=== Material to process ===
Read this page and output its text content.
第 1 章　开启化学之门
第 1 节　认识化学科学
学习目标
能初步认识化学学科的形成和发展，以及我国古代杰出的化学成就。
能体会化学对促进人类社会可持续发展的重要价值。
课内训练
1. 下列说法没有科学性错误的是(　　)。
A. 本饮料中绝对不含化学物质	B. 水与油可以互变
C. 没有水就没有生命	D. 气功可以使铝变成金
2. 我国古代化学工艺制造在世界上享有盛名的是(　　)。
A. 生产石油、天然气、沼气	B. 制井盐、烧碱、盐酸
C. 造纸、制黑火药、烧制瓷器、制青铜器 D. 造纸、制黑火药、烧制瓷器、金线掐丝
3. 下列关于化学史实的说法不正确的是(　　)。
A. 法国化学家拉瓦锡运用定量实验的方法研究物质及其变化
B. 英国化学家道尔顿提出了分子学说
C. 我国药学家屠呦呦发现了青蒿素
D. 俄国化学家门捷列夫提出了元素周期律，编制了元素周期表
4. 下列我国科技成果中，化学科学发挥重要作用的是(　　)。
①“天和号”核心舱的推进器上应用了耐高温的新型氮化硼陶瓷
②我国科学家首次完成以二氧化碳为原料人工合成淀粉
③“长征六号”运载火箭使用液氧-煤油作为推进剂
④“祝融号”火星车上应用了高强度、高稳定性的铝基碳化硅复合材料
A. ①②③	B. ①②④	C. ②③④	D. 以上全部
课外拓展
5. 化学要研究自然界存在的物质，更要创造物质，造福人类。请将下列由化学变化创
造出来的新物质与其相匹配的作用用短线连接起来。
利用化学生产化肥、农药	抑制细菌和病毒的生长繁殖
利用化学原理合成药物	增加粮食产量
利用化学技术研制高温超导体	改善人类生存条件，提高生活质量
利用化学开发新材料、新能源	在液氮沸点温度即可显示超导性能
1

=== Aim ===
From the listing above, extract all records word for word.

=== Task response ===
Read this page and output its text content.
第 1 章　开启化学之门
第 1 节　认识化学科学
学习目标
能初步认识化学学科的形成和发展，以及我国古代杰出的化学成就。
能体会化学对促进人类社会可持续发展的重要价值。
课内训练
1. 下列说法没有科学性错误的是(　　)。
A. 本饮料中绝对不含化学物质	B. 水与油可以互变
C. 没有水就没有生命	D. 气功可以使铝变成金
2. 我国古代化学工艺制造在世界上享有盛名的是(　　)。
A. 生产石油、天然气、沼气	B. 制井盐、烧碱、盐酸
C. 造纸、制黑火药、烧制瓷器、制青铜器 D. 造纸、制黑火药、烧制瓷器、金线掐丝
3. 下列关于化学史实的说法不正确的是(　　)。
A. 法国化学家拉瓦锡运用定量实验的方法研究物质及其变化
B. 英国化学家道尔顿提出了分子学说
C. 我国药学家屠呦呦发现了青蒿素
D. 俄国化学家门捷列夫提出了元素周期律，编制了元素周期表
4. 下列我国科技成果中，化学科学发挥重要作用的是(　　)。
①“天和号”核心舱的推进器上应用了耐高温的新型氮化硼陶瓷
②我国科学家首次完成以二氧化碳为原料人工合成淀粉
③“长征六号”运载火箭使用液氧-煤油作为推进剂
④“祝融号”火星车上应用了高强度、高稳定性的铝基碳化硅复合材料
A. ①②③	B. ①②④	C. ②③④	D. 以上全部
课外拓展
5. 化学要研究自然界存在的物质，更要创造物质，造福人类。请将下列由化学变化创
造出来的新物质与其相匹配的作用用短线连接起来。
利用化学生产化肥、农药	抑制细菌和病毒的生长繁殖
利用化学原理合成药物	增加粮食产量
利用化学技术研制高温超导体	改善人类生存条件，提高生活质量
利用化学开发新材料、新能源	在液氮沸点温度即可显示超导性能
1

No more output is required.